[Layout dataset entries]
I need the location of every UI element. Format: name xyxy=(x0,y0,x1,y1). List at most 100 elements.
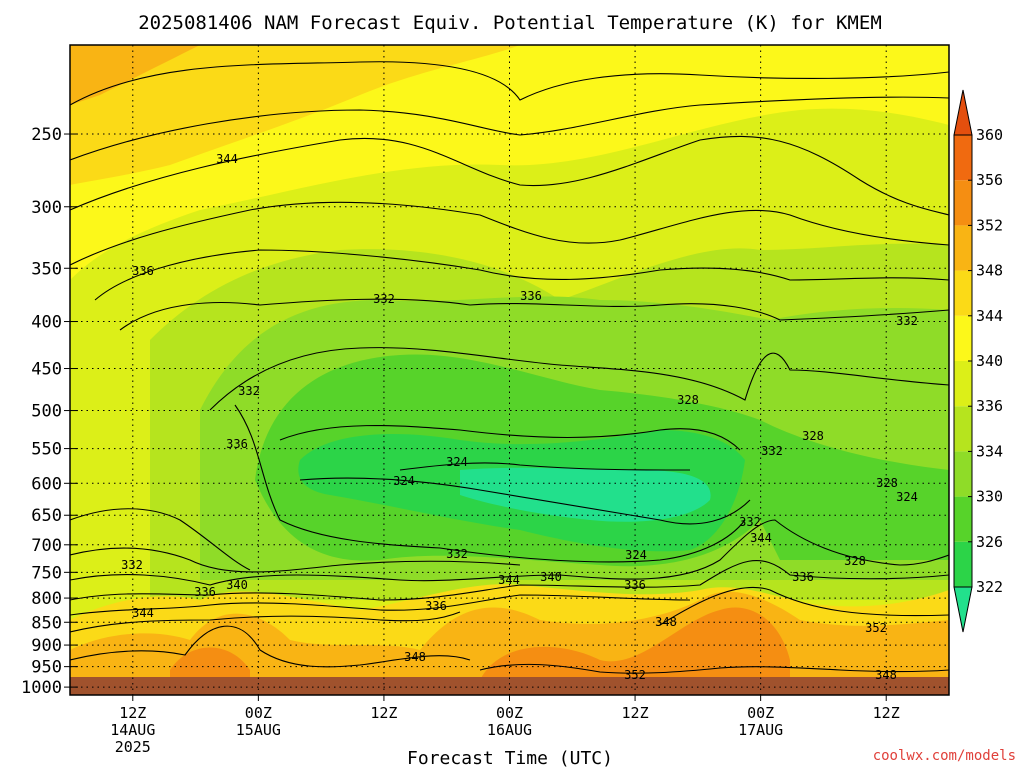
contour-line xyxy=(70,547,521,573)
x-tick-label: 12Z xyxy=(119,704,146,722)
contour-label: 340 xyxy=(226,578,248,592)
contour-label: 348 xyxy=(404,650,426,664)
contour-label: 348 xyxy=(655,615,677,629)
contour-line xyxy=(70,560,949,601)
contour-label: 324 xyxy=(625,548,647,562)
colorbar-label: 352 xyxy=(976,216,1003,234)
colorbar-label: 356 xyxy=(976,171,1003,189)
colorbar-label: 340 xyxy=(976,352,1003,370)
contour-label: 332 xyxy=(373,292,395,306)
x-tick-label: 2025 xyxy=(115,738,151,756)
contour-line xyxy=(70,625,471,668)
contour-line xyxy=(119,298,949,331)
contour-label: 336 xyxy=(792,570,814,584)
grid xyxy=(70,45,949,695)
contour-label: 328 xyxy=(802,429,824,443)
colorbar-segment xyxy=(954,496,972,542)
contour-label: 332 xyxy=(446,547,468,561)
contour-line xyxy=(70,611,461,633)
contour-label: 340 xyxy=(540,570,562,584)
x-tick-label: 00Z xyxy=(747,704,774,722)
y-tick-label: 250 xyxy=(31,125,62,145)
contour-line xyxy=(70,96,949,161)
contour-label: 352 xyxy=(624,668,646,682)
y-tick-label: 600 xyxy=(31,474,62,494)
y-tick-label: 950 xyxy=(31,658,62,678)
x-tick-label: 12Z xyxy=(622,704,649,722)
x-tick-label: 12Z xyxy=(370,704,397,722)
contour-line xyxy=(70,201,949,266)
x-tick-label: 00Z xyxy=(496,704,523,722)
colorbar-segment xyxy=(954,361,972,407)
chart-title: 2025081406 NAM Forecast Equiv. Potential… xyxy=(138,12,882,34)
contour-line xyxy=(234,404,746,563)
contour-label: 324 xyxy=(393,474,415,488)
contour-label: 348 xyxy=(875,668,897,682)
contour-label: 336 xyxy=(425,599,447,613)
contour-line xyxy=(70,61,949,106)
contour-line xyxy=(299,477,751,525)
contour-label: 328 xyxy=(844,554,866,568)
colorbar-segment xyxy=(954,180,972,226)
contour-label: 336 xyxy=(132,264,154,278)
contour-line xyxy=(279,424,741,451)
y-tick-label: 750 xyxy=(31,563,62,583)
colorbar-segment xyxy=(954,406,972,452)
y-tick-label: 300 xyxy=(31,198,62,218)
contour-label: 324 xyxy=(896,490,918,504)
y-tick-label: 350 xyxy=(31,259,62,279)
x-tick-label: 00Z xyxy=(245,704,272,722)
y-tick-label: 800 xyxy=(31,589,62,609)
contour-line xyxy=(70,519,949,586)
x-tick-label: 16AUG xyxy=(487,721,532,739)
colorbar-segment xyxy=(954,225,972,271)
colorbar-label: 348 xyxy=(976,262,1003,280)
colorbar-label: 330 xyxy=(976,488,1003,506)
contour-label: 336 xyxy=(194,585,216,599)
contour-label: 344 xyxy=(498,573,520,587)
contour-label: 332 xyxy=(739,515,761,529)
contour-line xyxy=(94,249,949,301)
y-tick-label: 500 xyxy=(31,402,62,422)
contour-line xyxy=(659,586,949,626)
colorbar-extend-top xyxy=(953,89,973,136)
y-tick-label: 550 xyxy=(31,440,62,460)
contour-label: 352 xyxy=(865,621,887,635)
contour-line xyxy=(70,508,251,571)
colorbar-extend-bottom xyxy=(953,586,973,633)
contour-line xyxy=(399,462,691,471)
contour-label: 344 xyxy=(750,531,772,545)
x-tick-label: 12Z xyxy=(873,704,900,722)
contour-label: 336 xyxy=(520,289,542,303)
contour-label: 324 xyxy=(446,455,468,469)
contour-label: 332 xyxy=(121,558,143,572)
contour-label: 332 xyxy=(896,314,918,328)
y-tick-label: 900 xyxy=(31,636,62,656)
contour-label: 328 xyxy=(876,476,898,490)
colorbar-segment xyxy=(954,315,972,361)
x-axis-label: Forecast Time (UTC) xyxy=(407,748,613,768)
band-344-348-upper xyxy=(70,45,520,185)
colorbar-label: 344 xyxy=(976,307,1003,325)
colorbar-label: 326 xyxy=(976,533,1003,551)
y-tick-label: 450 xyxy=(31,360,62,380)
y-axis: 250 300 350 400 450 500 550 600 650 700 750 800 850 9… xyxy=(21,125,78,698)
ground-mask xyxy=(70,677,949,695)
contour-line xyxy=(479,663,949,674)
x-tick-label: 15AUG xyxy=(236,721,281,739)
colorbar-label: 334 xyxy=(976,442,1003,460)
contour-line xyxy=(209,347,949,411)
contour-label: 336 xyxy=(226,437,248,451)
contour-line xyxy=(70,135,949,216)
y-tick-label: 1000 xyxy=(21,678,62,698)
colorbar-segment xyxy=(954,270,972,316)
colorbar-label: 336 xyxy=(976,397,1003,415)
colorbar-label: 322 xyxy=(976,578,1003,596)
x-tick-label: 17AUG xyxy=(738,721,783,739)
colorbar-label: 360 xyxy=(976,126,1003,144)
contour-label: 344 xyxy=(132,606,154,620)
contour-label: 336 xyxy=(624,578,646,592)
credit-text: coolwx.com/models xyxy=(873,748,1016,764)
colorbar-segment xyxy=(954,451,972,497)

● **JOB**:
Duplicate all of the entries above line for line, leaving out the pictures.

● **PROBLEM SOLUTION**:
I need the location of every UI element. Format: name xyxy=(x0,y0,x1,y1). List at most 100 elements.
contour-line xyxy=(70,547,521,573)
x-tick-label: 12Z xyxy=(119,704,146,722)
contour-label: 340 xyxy=(226,578,248,592)
contour-label: 348 xyxy=(404,650,426,664)
contour-label: 348 xyxy=(655,615,677,629)
contour-line xyxy=(70,560,949,601)
contour-label: 324 xyxy=(625,548,647,562)
colorbar-label: 352 xyxy=(976,216,1003,234)
colorbar-label: 356 xyxy=(976,171,1003,189)
colorbar-label: 340 xyxy=(976,352,1003,370)
contour-label: 332 xyxy=(373,292,395,306)
x-tick-label: 2025 xyxy=(115,738,151,756)
contour-line xyxy=(70,625,471,668)
contour-line xyxy=(119,298,949,331)
contour-label: 336 xyxy=(792,570,814,584)
grid xyxy=(70,45,949,695)
contour-label: 328 xyxy=(802,429,824,443)
colorbar-segment xyxy=(954,496,972,542)
contour-label: 332 xyxy=(446,547,468,561)
contour-line xyxy=(70,611,461,633)
contour-label: 340 xyxy=(540,570,562,584)
x-tick-label: 00Z xyxy=(747,704,774,722)
y-tick-label: 250 xyxy=(31,125,62,145)
contour-line xyxy=(70,96,949,161)
contour-label: 352 xyxy=(624,668,646,682)
y-tick-label: 600 xyxy=(31,474,62,494)
y-tick-label: 950 xyxy=(31,658,62,678)
x-tick-label: 12Z xyxy=(622,704,649,722)
x-tick-label: 12Z xyxy=(370,704,397,722)
contour-line xyxy=(70,201,949,266)
x-tick-label: 00Z xyxy=(496,704,523,722)
colorbar-segment xyxy=(954,361,972,407)
chart-title: 2025081406 NAM Forecast Equiv. Potential… xyxy=(138,12,882,34)
contour-line xyxy=(234,404,746,563)
contour-label: 324 xyxy=(393,474,415,488)
contour-label: 348 xyxy=(875,668,897,682)
contour-label: 336 xyxy=(425,599,447,613)
contour-line xyxy=(70,61,949,106)
contour-line xyxy=(299,477,751,525)
contour-label: 328 xyxy=(844,554,866,568)
colorbar-segment xyxy=(954,180,972,226)
contour-label: 336 xyxy=(132,264,154,278)
contour-line xyxy=(279,424,741,451)
y-tick-label: 750 xyxy=(31,563,62,583)
colorbar-segment xyxy=(954,406,972,452)
y-tick-label: 300 xyxy=(31,198,62,218)
contour-label: 324 xyxy=(896,490,918,504)
y-tick-label: 350 xyxy=(31,259,62,279)
x-tick-label: 00Z xyxy=(245,704,272,722)
y-tick-label: 800 xyxy=(31,589,62,609)
contour-line xyxy=(70,519,949,586)
x-tick-label: 16AUG xyxy=(487,721,532,739)
colorbar-segment xyxy=(954,225,972,271)
colorbar-label: 348 xyxy=(976,262,1003,280)
colorbar-label: 330 xyxy=(976,488,1003,506)
contour-label: 336 xyxy=(194,585,216,599)
contour-label: 344 xyxy=(498,573,520,587)
contour-label: 332 xyxy=(739,515,761,529)
contour-line xyxy=(94,249,949,301)
y-tick-label: 500 xyxy=(31,402,62,422)
contour-line xyxy=(659,586,949,626)
colorbar-extend-top xyxy=(953,89,973,136)
y-tick-label: 550 xyxy=(31,440,62,460)
contour-label: 352 xyxy=(865,621,887,635)
contour-line xyxy=(70,508,251,571)
colorbar-extend-bottom xyxy=(953,586,973,633)
contour-line xyxy=(399,462,691,471)
contour-label: 344 xyxy=(750,531,772,545)
x-tick-label: 12Z xyxy=(873,704,900,722)
contour-label: 336 xyxy=(520,289,542,303)
contour-label: 324 xyxy=(446,455,468,469)
contour-label: 332 xyxy=(121,558,143,572)
contour-label: 332 xyxy=(896,314,918,328)
y-tick-label: 900 xyxy=(31,636,62,656)
contour-label: 328 xyxy=(876,476,898,490)
colorbar-segment xyxy=(954,315,972,361)
x-axis-label: Forecast Time (UTC) xyxy=(407,748,613,768)
band-344-348-upper xyxy=(70,45,520,185)
colorbar-label: 344 xyxy=(976,307,1003,325)
colorbar-label: 326 xyxy=(976,533,1003,551)
y-tick-label: 450 xyxy=(31,360,62,380)
y-axis: 250 300 350 400 450 500 550 600 650 700 750 800 850 9… xyxy=(21,125,78,698)
ground-mask xyxy=(70,677,949,695)
contour-line xyxy=(479,663,949,674)
x-tick-label: 15AUG xyxy=(236,721,281,739)
colorbar-label: 334 xyxy=(976,442,1003,460)
contour-line xyxy=(209,347,949,411)
contour-label: 336 xyxy=(226,437,248,451)
contour-line xyxy=(70,135,949,216)
y-tick-label: 1000 xyxy=(21,678,62,698)
colorbar-segment xyxy=(954,270,972,316)
colorbar-label: 336 xyxy=(976,397,1003,415)
colorbar-label: 322 xyxy=(976,578,1003,596)
x-tick-label: 17AUG xyxy=(738,721,783,739)
colorbar-label: 360 xyxy=(976,126,1003,144)
contour-label: 344 xyxy=(132,606,154,620)
contour-label: 336 xyxy=(624,578,646,592)
credit-text: coolwx.com/models xyxy=(873,748,1016,764)
colorbar-segment xyxy=(954,451,972,497)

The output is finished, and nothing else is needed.